**PROMPT**
List each line of the data that holds the string "NGÄBE", please.

-- start of EXTRACTED ENTRIES --

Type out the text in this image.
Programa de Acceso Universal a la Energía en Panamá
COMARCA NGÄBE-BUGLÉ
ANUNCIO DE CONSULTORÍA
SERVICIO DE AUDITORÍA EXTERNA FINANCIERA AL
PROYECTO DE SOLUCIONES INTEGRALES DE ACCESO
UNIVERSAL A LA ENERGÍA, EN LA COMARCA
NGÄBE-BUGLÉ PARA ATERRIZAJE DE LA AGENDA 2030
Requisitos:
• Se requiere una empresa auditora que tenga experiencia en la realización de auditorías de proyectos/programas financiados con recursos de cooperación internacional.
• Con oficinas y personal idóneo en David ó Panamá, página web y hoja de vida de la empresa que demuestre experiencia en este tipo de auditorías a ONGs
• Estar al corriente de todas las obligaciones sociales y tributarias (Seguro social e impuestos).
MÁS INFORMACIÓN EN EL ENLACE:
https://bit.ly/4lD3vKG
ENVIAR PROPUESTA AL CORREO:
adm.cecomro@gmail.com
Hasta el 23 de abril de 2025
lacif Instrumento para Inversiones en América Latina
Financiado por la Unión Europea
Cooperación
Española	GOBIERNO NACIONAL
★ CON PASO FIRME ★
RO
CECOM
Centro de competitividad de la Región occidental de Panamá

-- end of EXTRACTED ENTRIES --

**THE RESULT**
COMARCA NGÄBE-BUGLÉ
NGÄBE-BUGLÉ PARA ATERRIZAJE DE LA AGENDA 2030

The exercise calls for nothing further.